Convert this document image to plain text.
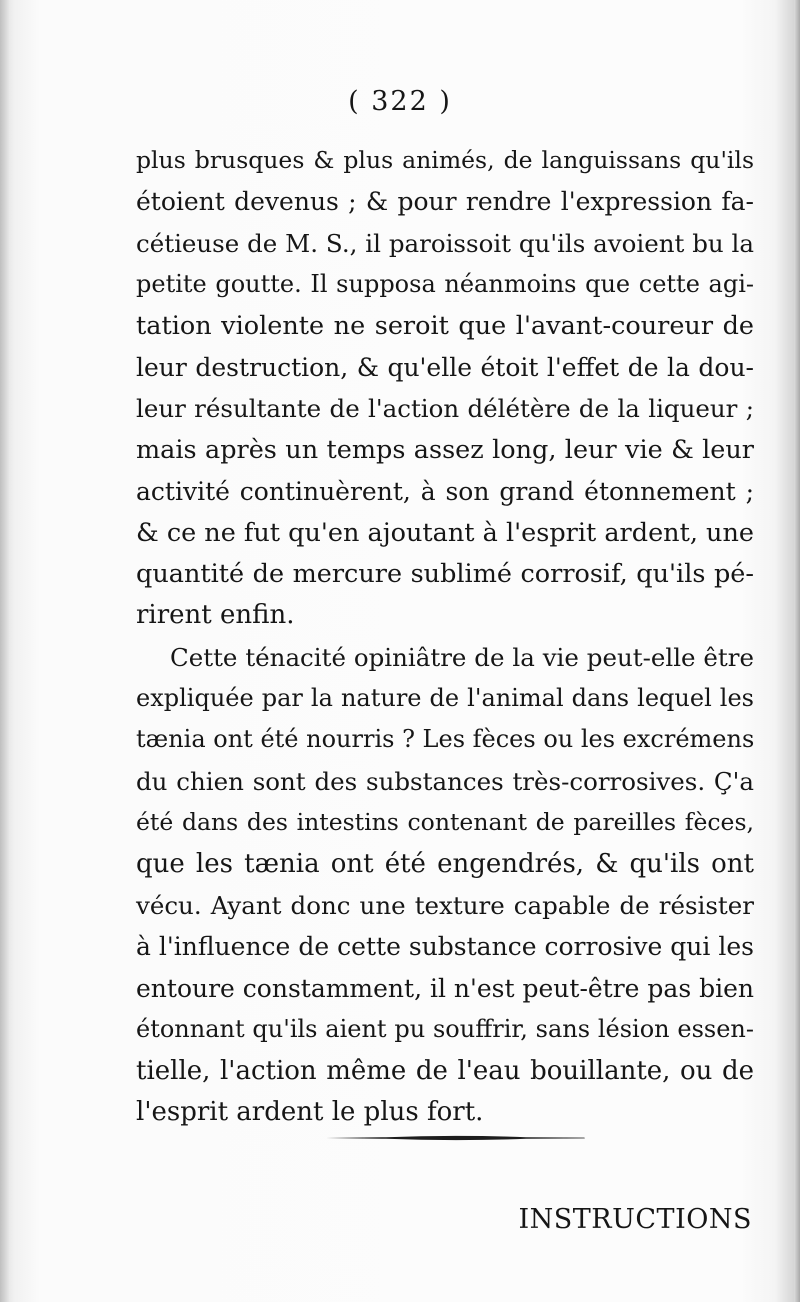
( 322 )
plus brusques & plus animés, de languissans qu'ils
étoient devenus ; & pour rendre l'expression fa-
cétieuse de M. S., il paroissoit qu'ils avoient bu la
petite goutte. Il supposa néanmoins que cette agi-
tation violente ne seroit que l'avant-coureur de
leur destruction, & qu'elle étoit l'effet de la dou-
leur résultante de l'action délétère de la liqueur ;
mais après un temps assez long, leur vie & leur
activité continuèrent, à son grand étonnement ;
& ce ne fut qu'en ajoutant à l'esprit ardent, une
quantité de mercure sublimé corrosif, qu'ils pé-
rirent enfin.
Cette ténacité opiniâtre de la vie peut-elle être
expliquée par la nature de l'animal dans lequel les
tænia ont été nourris ? Les fèces ou les excrémens
du chien sont des substances très-corrosives. Ç'a
été dans des intestins contenant de pareilles fèces,
que les tænia ont été engendrés, & qu'ils ont
vécu. Ayant donc une texture capable de résister
à l'influence de cette substance corrosive qui les
entoure constamment, il n'est peut-être pas bien
étonnant qu'ils aient pu souffrir, sans lésion essen-
tielle, l'action même de l'eau bouillante, ou de
l'esprit ardent le plus fort.
INSTRUCTIONS
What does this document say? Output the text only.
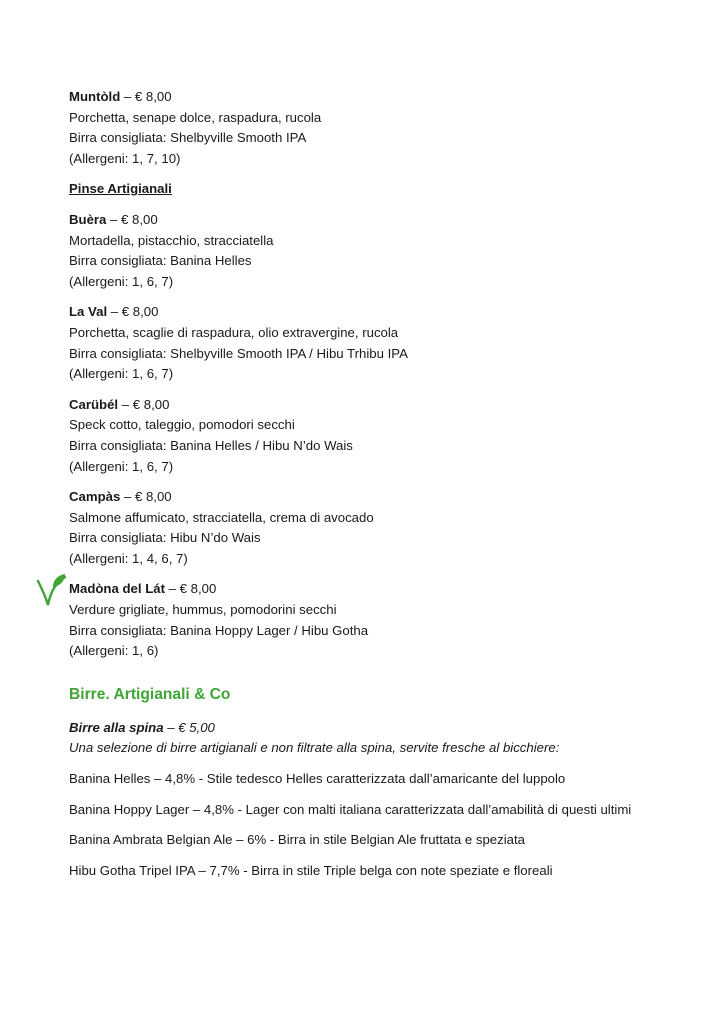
Muntòld – € 8,00
Porchetta, senape dolce, raspadura, rucola
Birra consigliata: Shelbyville Smooth IPA
(Allergeni: 1, 7, 10)
Pinse Artigianali
Buèra – € 8,00
Mortadella, pistacchio, stracciatella
Birra consigliata: Banina Helles
(Allergeni: 1, 6, 7)
La Val – € 8,00
Porchetta, scaglie di raspadura, olio extravergine, rucola
Birra consigliata: Shelbyville Smooth IPA / Hibu Trhibu IPA
(Allergeni: 1, 6, 7)
Carübél – € 8,00
Speck cotto, taleggio, pomodori secchi
Birra consigliata: Banina Helles / Hibu N’do Wais
(Allergeni: 1, 6, 7)
Campàs – € 8,00
Salmone affumicato, stracciatella, crema di avocado
Birra consigliata: Hibu N’do Wais
(Allergeni: 1, 4, 6, 7)
Madòna del Lát – € 8,00
Verdure grigliate, hummus, pomodorini secchi
Birra consigliata: Banina Hoppy Lager / Hibu Gotha
(Allergeni: 1, 6)
Birre. Artigianali & Co
Birre alla spina – € 5,00
Una selezione di birre artigianali e non filtrate alla spina, servite fresche al bicchiere:
Banina Helles – 4,8% - Stile tedesco Helles caratterizzata dall’amaricante del luppolo
Banina Hoppy Lager – 4,8% - Lager con malti italiana caratterizzata dall’amabilità di questi ultimi
Banina Ambrata Belgian Ale – 6% - Birra in stile Belgian Ale fruttata e speziata
Hibu Gotha Tripel IPA – 7,7% - Birra in stile Triple belga con note speziate e floreali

⁂

Print again, word for word, every line from the line with "What does this" to the final line of the records, inclusive; skip the pictures.

What does this document say? Output the text only.
Muntòld – € 8,00
Porchetta, senape dolce, raspadura, rucola
Birra consigliata: Shelbyville Smooth IPA
(Allergeni: 1, 7, 10)
Pinse Artigianali
Buèra – € 8,00
Mortadella, pistacchio, stracciatella
Birra consigliata: Banina Helles
(Allergeni: 1, 6, 7)
La Val – € 8,00
Porchetta, scaglie di raspadura, olio extravergine, rucola
Birra consigliata: Shelbyville Smooth IPA / Hibu Trhibu IPA
(Allergeni: 1, 6, 7)
Carübél – € 8,00
Speck cotto, taleggio, pomodori secchi
Birra consigliata: Banina Helles / Hibu N’do Wais
(Allergeni: 1, 6, 7)
Campàs – € 8,00
Salmone affumicato, stracciatella, crema di avocado
Birra consigliata: Hibu N’do Wais
(Allergeni: 1, 4, 6, 7)
Madòna del Lát – € 8,00
Verdure grigliate, hummus, pomodorini secchi
Birra consigliata: Banina Hoppy Lager / Hibu Gotha
(Allergeni: 1, 6)
Birre. Artigianali & Co
Birre alla spina – € 5,00
Una selezione di birre artigianali e non filtrate alla spina, servite fresche al bicchiere:
Banina Helles – 4,8% - Stile tedesco Helles caratterizzata dall’amaricante del luppolo
Banina Hoppy Lager – 4,8% - Lager con malti italiana caratterizzata dall’amabilità di questi ultimi
Banina Ambrata Belgian Ale – 6% - Birra in stile Belgian Ale fruttata e speziata
Hibu Gotha Tripel IPA – 7,7% - Birra in stile Triple belga con note speziate e floreali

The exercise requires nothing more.